-- Begin Data supplied --

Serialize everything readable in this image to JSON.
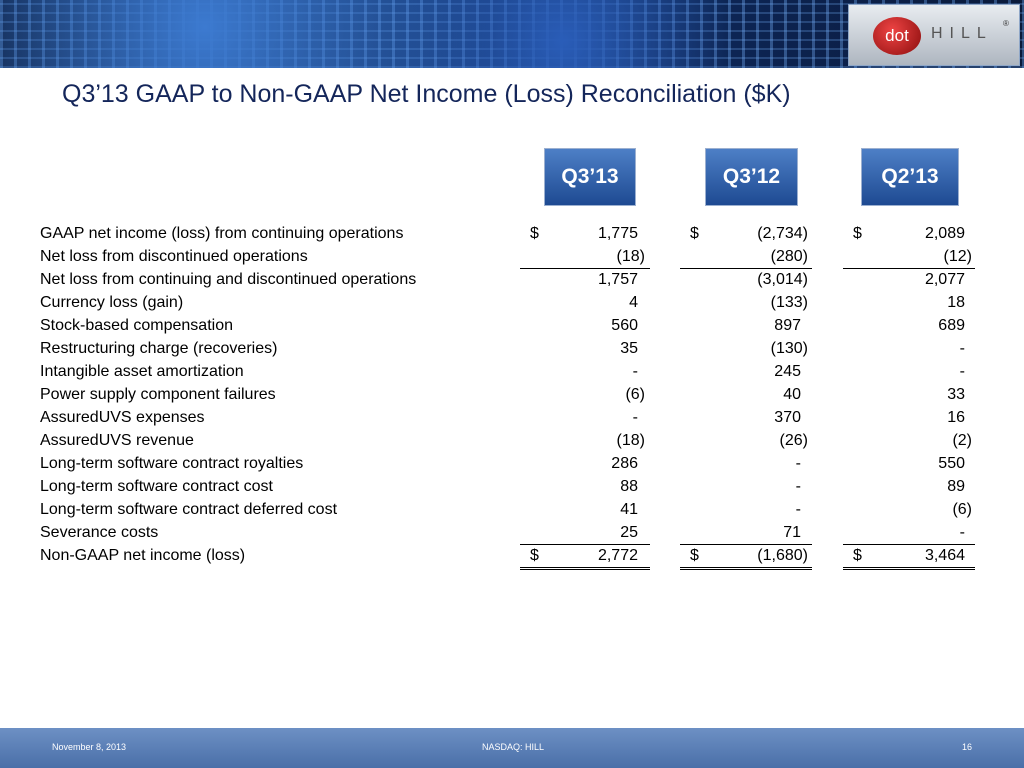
{
  "header": {
    "logo": {
      "left": "dot",
      "right": "HILL",
      "mark": "®"
    },
    "title": "Q3’13 GAAP to Non-GAAP Net Income (Loss) Reconciliation ($K)"
  },
  "table": {
    "columns": [
      "Q3’13",
      "Q3’12",
      "Q2’13"
    ],
    "rows": [
      {
        "label": "GAAP net income (loss) from continuing operations",
        "currency": [
          "$",
          "$",
          "$"
        ],
        "values": [
          "1,775",
          "(2,734)",
          "2,089"
        ]
      },
      {
        "label": "Net loss from discontinued operations",
        "values": [
          "(18)",
          "(280)",
          "(12)"
        ]
      },
      {
        "label": "Net loss from continuing and discontinued operations",
        "values": [
          "1,757",
          "(3,014)",
          "2,077"
        ]
      },
      {
        "label": "Currency loss (gain)",
        "values": [
          "4",
          "(133)",
          "18"
        ]
      },
      {
        "label": "Stock-based compensation",
        "values": [
          "560",
          "897",
          "689"
        ]
      },
      {
        "label": "Restructuring charge (recoveries)",
        "values": [
          "35",
          "(130)",
          "-"
        ]
      },
      {
        "label": "Intangible asset amortization",
        "values": [
          "-",
          "245",
          "-"
        ]
      },
      {
        "label": "Power supply component failures",
        "values": [
          "(6)",
          "40",
          "33"
        ]
      },
      {
        "label": "AssuredUVS expenses",
        "values": [
          "-",
          "370",
          "16"
        ]
      },
      {
        "label": "AssuredUVS revenue",
        "values": [
          "(18)",
          "(26)",
          "(2)"
        ]
      },
      {
        "label": "Long-term software contract royalties",
        "values": [
          "286",
          "-",
          "550"
        ]
      },
      {
        "label": "Long-term software contract cost",
        "values": [
          "88",
          "-",
          "89"
        ]
      },
      {
        "label": "Long-term software contract deferred cost",
        "values": [
          "41",
          "-",
          "(6)"
        ]
      },
      {
        "label": "Severance costs",
        "values": [
          "25",
          "71",
          "-"
        ]
      },
      {
        "label": "Non-GAAP net income (loss)",
        "currency": [
          "$",
          "$",
          "$"
        ],
        "values": [
          "2,772",
          "(1,680)",
          "3,464"
        ]
      }
    ]
  },
  "footer": {
    "date": "November 8, 2013",
    "ticker": "NASDAQ: HILL",
    "page": "16"
  }
}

-- End Data supplied --

▶ [What the task asks]
What is the number of lines that hold the string "operations"? Give it alone.

▶ [Solution to the problem]
3